> _Document text_:
────
Gene critical to process of 'memory extinction' identified
Washington: Scientists have discovered a gene that is critical to the process of memory extinction, the phenomenon where conditioned responses fade away as older memories are replaced with new experiences.
The study from MIT has found that enhancing the activity of this gene, known as Tet1, might benefit people with posttraumatic stress disorder (PTSD) by making it easier to replace fearful memories with more positive associations.
Li-Huei Tsai, director of MIT's Picower Institute for Learning and Memory, along with his team studied mice with the Tet1 gene knocked out. Tet1 and other Tet proteins help regulate the modifications of DNA that determine whether a particular gene will be expressed or not.
The researchers found that mice without Tet1 were perfectly able to form memories and learn new tasks. However, when the team began to study memory extinction, significant differences emerged.
To measure the mice's ability to extinguish memories, the researchers conditioned the mice to fear a particular cage where they received a mild shock. Once the memory was formed, the researchers then put the mice in the cage but did not deliver the shock. After a while, mice with normal Tet1 levels lost their fear of the cage as new memories replaced the old ones.
────
> _Using the information_:
- A) According to the article on the memory extinction gene, what happened to mice with normal Tet1 levels after they spent a while in the cage without receiving the shock?
- B) Write the next part of the article on the memory extinction gene, starting after its final sentence.

(Stored data entries)
────
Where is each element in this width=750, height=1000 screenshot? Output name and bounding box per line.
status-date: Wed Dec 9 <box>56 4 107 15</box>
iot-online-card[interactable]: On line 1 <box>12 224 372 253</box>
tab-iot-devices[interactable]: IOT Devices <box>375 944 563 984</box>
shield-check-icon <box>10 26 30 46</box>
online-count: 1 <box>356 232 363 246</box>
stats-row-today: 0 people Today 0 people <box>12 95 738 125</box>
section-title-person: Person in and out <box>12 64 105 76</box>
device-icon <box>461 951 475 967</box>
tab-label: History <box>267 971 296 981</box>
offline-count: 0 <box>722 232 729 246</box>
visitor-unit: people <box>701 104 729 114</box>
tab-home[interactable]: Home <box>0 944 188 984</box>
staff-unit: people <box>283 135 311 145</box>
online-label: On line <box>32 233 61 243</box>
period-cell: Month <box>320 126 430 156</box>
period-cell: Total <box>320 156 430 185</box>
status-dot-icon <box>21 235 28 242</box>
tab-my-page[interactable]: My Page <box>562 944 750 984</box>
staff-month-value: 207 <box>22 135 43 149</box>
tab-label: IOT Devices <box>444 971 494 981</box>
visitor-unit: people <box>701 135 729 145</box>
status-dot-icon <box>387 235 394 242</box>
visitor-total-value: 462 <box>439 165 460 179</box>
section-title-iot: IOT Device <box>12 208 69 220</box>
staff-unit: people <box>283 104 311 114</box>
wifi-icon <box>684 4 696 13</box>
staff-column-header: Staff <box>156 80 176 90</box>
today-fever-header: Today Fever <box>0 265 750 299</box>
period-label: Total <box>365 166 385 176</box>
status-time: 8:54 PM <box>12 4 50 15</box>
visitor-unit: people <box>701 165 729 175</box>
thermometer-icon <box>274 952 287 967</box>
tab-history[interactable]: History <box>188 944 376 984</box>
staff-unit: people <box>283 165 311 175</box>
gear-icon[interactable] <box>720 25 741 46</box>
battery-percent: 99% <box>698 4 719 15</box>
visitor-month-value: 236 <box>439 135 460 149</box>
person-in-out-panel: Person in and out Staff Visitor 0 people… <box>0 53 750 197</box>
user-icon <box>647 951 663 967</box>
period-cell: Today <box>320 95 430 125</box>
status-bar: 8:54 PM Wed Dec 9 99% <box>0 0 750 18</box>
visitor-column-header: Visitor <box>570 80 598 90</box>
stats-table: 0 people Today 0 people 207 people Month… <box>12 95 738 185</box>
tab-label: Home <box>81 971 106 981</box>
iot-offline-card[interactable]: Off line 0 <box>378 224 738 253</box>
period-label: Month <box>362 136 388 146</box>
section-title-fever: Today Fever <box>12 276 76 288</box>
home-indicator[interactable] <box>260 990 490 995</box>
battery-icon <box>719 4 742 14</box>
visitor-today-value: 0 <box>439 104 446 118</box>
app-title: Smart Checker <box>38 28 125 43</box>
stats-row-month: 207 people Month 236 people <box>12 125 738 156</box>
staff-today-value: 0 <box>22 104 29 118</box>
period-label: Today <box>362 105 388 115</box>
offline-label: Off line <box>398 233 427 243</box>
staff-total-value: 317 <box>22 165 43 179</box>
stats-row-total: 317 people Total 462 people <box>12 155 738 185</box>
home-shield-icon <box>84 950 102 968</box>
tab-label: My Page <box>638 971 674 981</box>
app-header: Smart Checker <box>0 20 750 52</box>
────
> _Task answers_:
- A) They lost their fear of the cage as new memories replaced the old ones.

- B)
"What happens during memory extinction is not erasure of the original memory," Tsai said. "The old trace of memory is telling the mice that this place is dangerous. But the new memory informs the mice that this place is actually safe. There are two choices of memory that are competing with each other."
In normal mice, the new memory wins out. However, mice lacking Tet1 remain fearful.
In another set of experiments involving spatial memory, the researchers found that mice lacking the Tet1 gene were able to learn to navigate a water maze, but were unable to extinguish the memory.
The findings suggest that a threshold level of methylation is necessary for gene expression to take place, and that the job of Tet1 is to maintain low methylation, ensuring that the genes necessary for memory formation are poised and ready to turn on at the moment they are needed.
The study is published in the journal Neuron.